CHALLENGE
Locate the string "title" in the listing below. Copy every line where it is found.

PROVIDED INFORMATION
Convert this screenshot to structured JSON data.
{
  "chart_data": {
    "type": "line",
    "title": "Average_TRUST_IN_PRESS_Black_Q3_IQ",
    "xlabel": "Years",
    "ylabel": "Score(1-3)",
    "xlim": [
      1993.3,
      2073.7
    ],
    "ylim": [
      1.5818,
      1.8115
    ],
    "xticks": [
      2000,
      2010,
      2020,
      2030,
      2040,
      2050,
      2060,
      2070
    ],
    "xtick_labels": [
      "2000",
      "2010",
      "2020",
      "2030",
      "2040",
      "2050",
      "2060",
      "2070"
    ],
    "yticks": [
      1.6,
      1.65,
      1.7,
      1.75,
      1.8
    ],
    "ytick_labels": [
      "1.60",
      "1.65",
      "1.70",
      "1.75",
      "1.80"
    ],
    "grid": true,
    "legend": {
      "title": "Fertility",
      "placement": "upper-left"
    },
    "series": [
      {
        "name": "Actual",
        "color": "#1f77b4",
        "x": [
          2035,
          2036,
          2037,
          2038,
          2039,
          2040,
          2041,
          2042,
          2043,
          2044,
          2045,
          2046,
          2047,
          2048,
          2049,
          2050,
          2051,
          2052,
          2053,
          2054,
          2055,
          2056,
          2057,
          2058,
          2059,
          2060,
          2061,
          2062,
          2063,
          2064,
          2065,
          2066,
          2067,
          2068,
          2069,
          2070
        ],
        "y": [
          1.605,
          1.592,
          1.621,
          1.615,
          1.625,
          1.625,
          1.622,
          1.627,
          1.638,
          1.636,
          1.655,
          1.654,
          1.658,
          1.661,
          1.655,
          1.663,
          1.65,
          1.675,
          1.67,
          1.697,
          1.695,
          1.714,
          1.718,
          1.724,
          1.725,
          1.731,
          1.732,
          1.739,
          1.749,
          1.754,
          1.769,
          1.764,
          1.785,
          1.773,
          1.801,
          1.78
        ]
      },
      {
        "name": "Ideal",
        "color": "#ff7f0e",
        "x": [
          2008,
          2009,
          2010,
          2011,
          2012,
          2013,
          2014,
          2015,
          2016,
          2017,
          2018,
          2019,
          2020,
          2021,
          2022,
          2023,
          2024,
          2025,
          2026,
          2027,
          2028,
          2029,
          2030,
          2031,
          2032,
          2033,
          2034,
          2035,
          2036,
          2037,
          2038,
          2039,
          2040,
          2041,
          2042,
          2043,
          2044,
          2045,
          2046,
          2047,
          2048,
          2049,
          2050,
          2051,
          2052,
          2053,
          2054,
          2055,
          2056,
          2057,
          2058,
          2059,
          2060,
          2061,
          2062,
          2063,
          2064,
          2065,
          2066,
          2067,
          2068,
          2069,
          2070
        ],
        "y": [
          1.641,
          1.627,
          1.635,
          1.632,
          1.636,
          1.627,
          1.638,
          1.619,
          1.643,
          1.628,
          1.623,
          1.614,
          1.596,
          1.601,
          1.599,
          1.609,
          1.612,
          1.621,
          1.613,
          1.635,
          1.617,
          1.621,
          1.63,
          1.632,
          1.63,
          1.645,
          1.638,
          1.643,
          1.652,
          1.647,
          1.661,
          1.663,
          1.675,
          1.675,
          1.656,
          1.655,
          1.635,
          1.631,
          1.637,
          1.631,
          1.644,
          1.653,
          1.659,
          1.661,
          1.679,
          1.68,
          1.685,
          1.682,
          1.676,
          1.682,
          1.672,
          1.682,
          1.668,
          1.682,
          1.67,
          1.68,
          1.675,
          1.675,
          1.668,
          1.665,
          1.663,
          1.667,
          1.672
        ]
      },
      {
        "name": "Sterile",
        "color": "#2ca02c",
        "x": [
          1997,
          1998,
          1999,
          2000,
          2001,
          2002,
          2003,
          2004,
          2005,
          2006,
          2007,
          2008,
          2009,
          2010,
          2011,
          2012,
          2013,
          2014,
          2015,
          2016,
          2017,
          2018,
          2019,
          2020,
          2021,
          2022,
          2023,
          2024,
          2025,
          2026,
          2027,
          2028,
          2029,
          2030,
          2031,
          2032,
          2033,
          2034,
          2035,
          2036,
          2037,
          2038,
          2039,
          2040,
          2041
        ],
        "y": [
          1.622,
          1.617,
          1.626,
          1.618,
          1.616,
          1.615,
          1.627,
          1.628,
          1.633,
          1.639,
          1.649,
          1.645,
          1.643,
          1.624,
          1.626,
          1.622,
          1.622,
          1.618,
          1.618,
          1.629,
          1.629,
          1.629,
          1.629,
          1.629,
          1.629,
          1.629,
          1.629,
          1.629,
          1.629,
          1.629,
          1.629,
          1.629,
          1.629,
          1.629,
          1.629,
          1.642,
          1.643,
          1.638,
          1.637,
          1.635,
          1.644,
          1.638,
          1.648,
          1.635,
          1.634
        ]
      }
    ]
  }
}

OUTPUT
    "title": "Average_TRUST_IN_PRESS_Black_Q3_IQ",
      "title": "Fertility",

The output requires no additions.